**GOAL:** Would you retype all of these records exactly?

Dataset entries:
----------
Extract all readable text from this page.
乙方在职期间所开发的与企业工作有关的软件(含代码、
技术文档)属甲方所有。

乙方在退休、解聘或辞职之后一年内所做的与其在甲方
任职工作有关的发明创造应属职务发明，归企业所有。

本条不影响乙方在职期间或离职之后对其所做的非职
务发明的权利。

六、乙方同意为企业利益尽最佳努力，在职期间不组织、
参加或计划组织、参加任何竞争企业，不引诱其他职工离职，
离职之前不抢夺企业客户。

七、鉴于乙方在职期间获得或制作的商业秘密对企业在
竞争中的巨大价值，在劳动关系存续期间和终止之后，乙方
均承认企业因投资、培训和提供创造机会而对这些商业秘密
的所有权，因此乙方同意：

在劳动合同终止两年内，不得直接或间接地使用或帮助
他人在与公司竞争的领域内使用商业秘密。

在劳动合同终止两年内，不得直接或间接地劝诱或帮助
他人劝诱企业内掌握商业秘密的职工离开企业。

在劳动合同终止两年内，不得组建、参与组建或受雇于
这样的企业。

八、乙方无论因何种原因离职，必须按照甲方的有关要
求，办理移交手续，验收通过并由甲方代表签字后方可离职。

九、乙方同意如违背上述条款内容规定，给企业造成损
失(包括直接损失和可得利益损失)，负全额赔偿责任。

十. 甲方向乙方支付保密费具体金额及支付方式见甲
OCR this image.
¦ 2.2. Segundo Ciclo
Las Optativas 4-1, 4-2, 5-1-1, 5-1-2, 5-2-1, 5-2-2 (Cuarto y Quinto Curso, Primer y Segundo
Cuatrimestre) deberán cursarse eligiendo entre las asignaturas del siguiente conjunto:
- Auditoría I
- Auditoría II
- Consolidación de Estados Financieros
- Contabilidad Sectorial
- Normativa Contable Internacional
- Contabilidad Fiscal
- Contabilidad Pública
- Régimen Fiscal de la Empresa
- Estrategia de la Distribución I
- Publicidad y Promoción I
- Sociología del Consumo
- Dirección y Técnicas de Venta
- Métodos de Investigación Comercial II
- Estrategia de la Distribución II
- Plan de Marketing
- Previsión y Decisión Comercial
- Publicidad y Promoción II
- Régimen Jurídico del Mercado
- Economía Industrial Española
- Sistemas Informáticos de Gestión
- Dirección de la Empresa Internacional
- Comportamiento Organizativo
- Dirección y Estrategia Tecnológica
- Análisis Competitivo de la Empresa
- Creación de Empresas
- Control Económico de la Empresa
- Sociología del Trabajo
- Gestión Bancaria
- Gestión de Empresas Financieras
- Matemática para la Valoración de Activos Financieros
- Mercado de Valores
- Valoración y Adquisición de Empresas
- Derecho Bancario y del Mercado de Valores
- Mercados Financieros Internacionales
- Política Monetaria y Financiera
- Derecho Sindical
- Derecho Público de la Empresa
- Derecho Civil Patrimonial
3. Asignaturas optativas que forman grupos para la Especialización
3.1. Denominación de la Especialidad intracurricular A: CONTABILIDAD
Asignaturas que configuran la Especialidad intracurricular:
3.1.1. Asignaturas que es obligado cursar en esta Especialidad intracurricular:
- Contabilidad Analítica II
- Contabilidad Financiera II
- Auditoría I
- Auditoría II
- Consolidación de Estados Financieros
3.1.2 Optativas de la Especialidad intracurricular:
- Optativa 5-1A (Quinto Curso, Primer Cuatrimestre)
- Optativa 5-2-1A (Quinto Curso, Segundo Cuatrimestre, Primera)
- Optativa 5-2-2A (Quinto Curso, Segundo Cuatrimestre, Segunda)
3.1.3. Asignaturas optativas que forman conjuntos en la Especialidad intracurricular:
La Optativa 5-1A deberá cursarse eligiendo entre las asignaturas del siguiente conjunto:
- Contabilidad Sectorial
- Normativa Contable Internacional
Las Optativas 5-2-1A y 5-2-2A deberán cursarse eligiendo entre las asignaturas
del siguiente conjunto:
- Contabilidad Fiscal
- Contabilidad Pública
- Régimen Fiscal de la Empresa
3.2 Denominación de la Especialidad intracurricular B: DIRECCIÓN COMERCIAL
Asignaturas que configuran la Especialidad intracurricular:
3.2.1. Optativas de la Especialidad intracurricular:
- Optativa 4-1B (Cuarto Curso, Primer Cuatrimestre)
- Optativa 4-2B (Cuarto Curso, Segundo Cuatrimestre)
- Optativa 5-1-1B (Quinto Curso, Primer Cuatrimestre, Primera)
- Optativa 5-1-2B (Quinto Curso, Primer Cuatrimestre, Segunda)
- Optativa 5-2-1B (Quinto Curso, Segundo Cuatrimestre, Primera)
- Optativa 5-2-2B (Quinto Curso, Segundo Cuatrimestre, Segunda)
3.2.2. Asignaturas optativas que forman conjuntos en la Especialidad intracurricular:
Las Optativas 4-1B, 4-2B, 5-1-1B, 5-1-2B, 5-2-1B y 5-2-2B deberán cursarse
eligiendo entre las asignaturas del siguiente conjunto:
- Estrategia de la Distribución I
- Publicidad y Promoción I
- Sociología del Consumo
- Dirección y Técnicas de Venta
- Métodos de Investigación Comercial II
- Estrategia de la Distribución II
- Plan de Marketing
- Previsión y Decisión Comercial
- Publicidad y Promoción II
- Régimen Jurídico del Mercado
----------
**ANSWER FOR THE TASK:**
Extract all readable text from this page.
乙方在职期间所开发的与企业工作有关的软件(含代码、
技术文档)属甲方所有。

乙方在退休、解聘或辞职之后一年内所做的与其在甲方
任职工作有关的发明创造应属职务发明，归企业所有。

本条不影响乙方在职期间或离职之后对其所做的非职
务发明的权利。

六、乙方同意为企业利益尽最佳努力，在职期间不组织、
参加或计划组织、参加任何竞争企业，不引诱其他职工离职，
离职之前不抢夺企业客户。

七、鉴于乙方在职期间获得或制作的商业秘密对企业在
竞争中的巨大价值，在劳动关系存续期间和终止之后，乙方
均承认企业因投资、培训和提供创造机会而对这些商业秘密
的所有权，因此乙方同意：

在劳动合同终止两年内，不得直接或间接地使用或帮助
他人在与公司竞争的领域内使用商业秘密。

在劳动合同终止两年内，不得直接或间接地劝诱或帮助
他人劝诱企业内掌握商业秘密的职工离开企业。

在劳动合同终止两年内，不得组建、参与组建或受雇于
这样的企业。

八、乙方无论因何种原因离职，必须按照甲方的有关要
求，办理移交手续，验收通过并由甲方代表签字后方可离职。

九、乙方同意如违背上述条款内容规定，给企业造成损
失(包括直接损失和可得利益损失)，负全额赔偿责任。

十. 甲方向乙方支付保密费具体金额及支付方式见甲
OCR this image.
¦ 2.2. Segundo Ciclo
Las Optativas 4-1, 4-2, 5-1-1, 5-1-2, 5-2-1, 5-2-2 (Cuarto y Quinto Curso, Primer y Segundo
Cuatrimestre) deberán cursarse eligiendo entre las asignaturas del siguiente conjunto:
- Auditoría I
- Auditoría II
- Consolidación de Estados Financieros
- Contabilidad Sectorial
- Normativa Contable Internacional
- Contabilidad Fiscal
- Contabilidad Pública
- Régimen Fiscal de la Empresa
- Estrategia de la Distribución I
- Publicidad y Promoción I
- Sociología del Consumo
- Dirección y Técnicas de Venta
- Métodos de Investigación Comercial II
- Estrategia de la Distribución II
- Plan de Marketing
- Previsión y Decisión Comercial
- Publicidad y Promoción II
- Régimen Jurídico del Mercado
- Economía Industrial Española
- Sistemas Informáticos de Gestión
- Dirección de la Empresa Internacional
- Comportamiento Organizativo
- Dirección y Estrategia Tecnológica
- Análisis Competitivo de la Empresa
- Creación de Empresas
- Control Económico de la Empresa
- Sociología del Trabajo
- Gestión Bancaria
- Gestión de Empresas Financieras
- Matemática para la Valoración de Activos Financieros
- Mercado de Valores
- Valoración y Adquisición de Empresas
- Derecho Bancario y del Mercado de Valores
- Mercados Financieros Internacionales
- Política Monetaria y Financiera
- Derecho Sindical
- Derecho Público de la Empresa
- Derecho Civil Patrimonial
3. Asignaturas optativas que forman grupos para la Especialización
3.1. Denominación de la Especialidad intracurricular A: CONTABILIDAD
Asignaturas que configuran la Especialidad intracurricular:
3.1.1. Asignaturas que es obligado cursar en esta Especialidad intracurricular:
- Contabilidad Analítica II
- Contabilidad Financiera II
- Auditoría I
- Auditoría II
- Consolidación de Estados Financieros
3.1.2 Optativas de la Especialidad intracurricular:
- Optativa 5-1A (Quinto Curso, Primer Cuatrimestre)
- Optativa 5-2-1A (Quinto Curso, Segundo Cuatrimestre, Primera)
- Optativa 5-2-2A (Quinto Curso, Segundo Cuatrimestre, Segunda)
3.1.3. Asignaturas optativas que forman conjuntos en la Especialidad intracurricular:
La Optativa 5-1A deberá cursarse eligiendo entre las asignaturas del siguiente conjunto:
- Contabilidad Sectorial
- Normativa Contable Internacional
Las Optativas 5-2-1A y 5-2-2A deberán cursarse eligiendo entre las asignaturas
del siguiente conjunto:
- Contabilidad Fiscal
- Contabilidad Pública
- Régimen Fiscal de la Empresa
3.2 Denominación de la Especialidad intracurricular B: DIRECCIÓN COMERCIAL
Asignaturas que configuran la Especialidad intracurricular:
3.2.1. Optativas de la Especialidad intracurricular:
- Optativa 4-1B (Cuarto Curso, Primer Cuatrimestre)
- Optativa 4-2B (Cuarto Curso, Segundo Cuatrimestre)
- Optativa 5-1-1B (Quinto Curso, Primer Cuatrimestre, Primera)
- Optativa 5-1-2B (Quinto Curso, Primer Cuatrimestre, Segunda)
- Optativa 5-2-1B (Quinto Curso, Segundo Cuatrimestre, Primera)
- Optativa 5-2-2B (Quinto Curso, Segundo Cuatrimestre, Segunda)
3.2.2. Asignaturas optativas que forman conjuntos en la Especialidad intracurricular:
Las Optativas 4-1B, 4-2B, 5-1-1B, 5-1-2B, 5-2-1B y 5-2-2B deberán cursarse
eligiendo entre las asignaturas del siguiente conjunto:
- Estrategia de la Distribución I
- Publicidad y Promoción I
- Sociología del Consumo
- Dirección y Técnicas de Venta
- Métodos de Investigación Comercial II
- Estrategia de la Distribución II
- Plan de Marketing
- Previsión y Decisión Comercial
- Publicidad y Promoción II
- Régimen Jurídico del Mercado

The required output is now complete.